TASK TO COMPLETE:
Set down all of the data that follows word for word, without the images.

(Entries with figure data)
+---+
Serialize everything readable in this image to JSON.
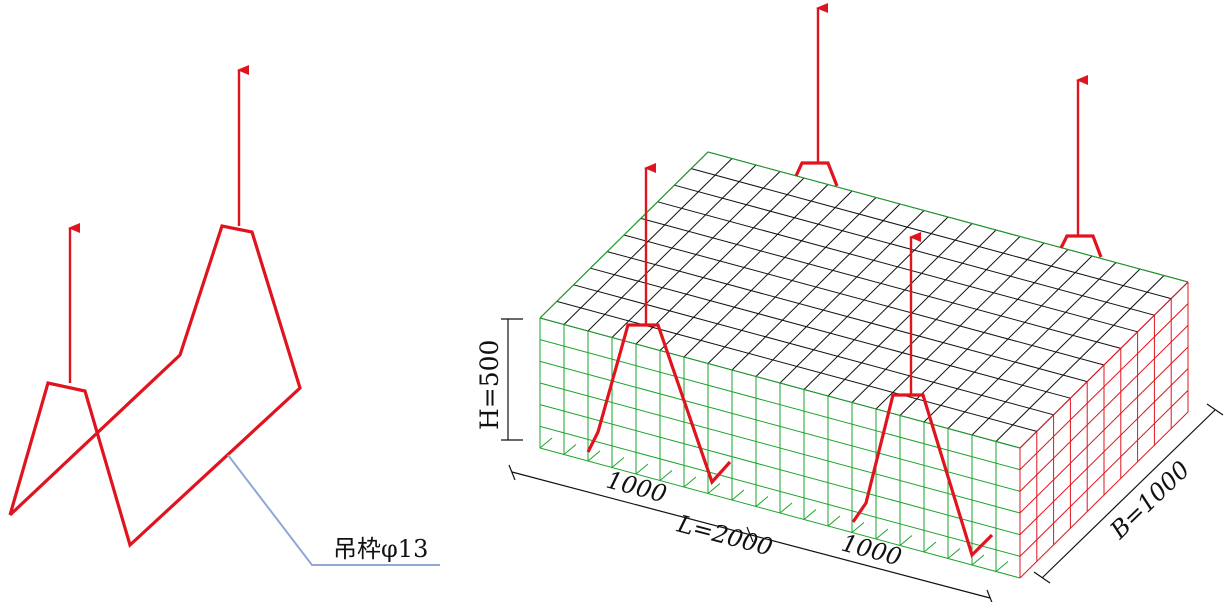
{
  "labels": {
    "hook_callout": "吊枠φ13",
    "height": "H=500",
    "length": "L=2000",
    "breadth": "B=1000",
    "seg_left": "1000",
    "seg_right": "1000"
  },
  "colors": {
    "hook": "#e0141e",
    "top_grid": "#111111",
    "front_grid": "#1aa52a",
    "side_grid": "#e0141e",
    "leader": "#8fa8d8",
    "dimension": "#111111"
  },
  "grid_counts": {
    "length_cells": 20,
    "breadth_cells": 10,
    "height_cells": 6
  }
}
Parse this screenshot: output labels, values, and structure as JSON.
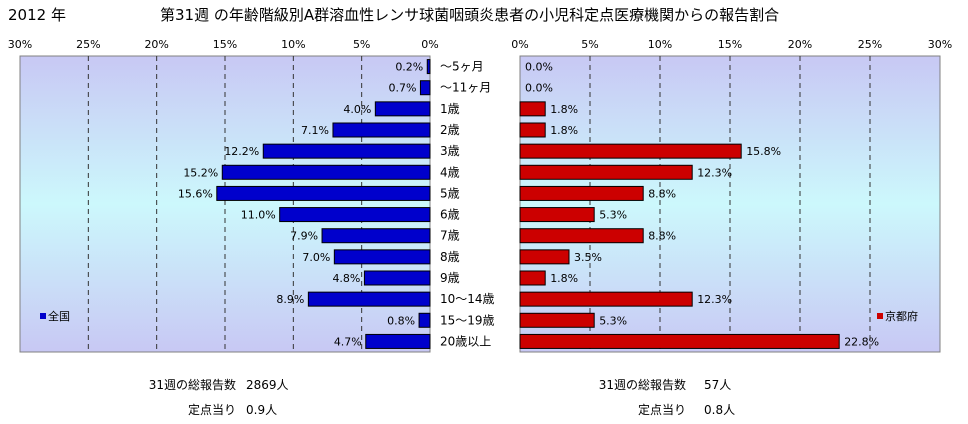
+---+
EXERCISE ANSWER:
Serialize everything readable in this image to JSON.
{
  "labels": {
    "hook_callout": "吊枠φ13",
    "height": "H=500",
    "length": "L=2000",
    "breadth": "B=1000",
    "seg_left": "1000",
    "seg_right": "1000"
  },
  "colors": {
    "hook": "#e0141e",
    "top_grid": "#111111",
    "front_grid": "#1aa52a",
    "side_grid": "#e0141e",
    "leader": "#8fa8d8",
    "dimension": "#111111"
  },
  "grid_counts": {
    "length_cells": 20,
    "breadth_cells": 10,
    "height_cells": 6
  }
}
Parse this screenshot: output labels, values, and structure as JSON.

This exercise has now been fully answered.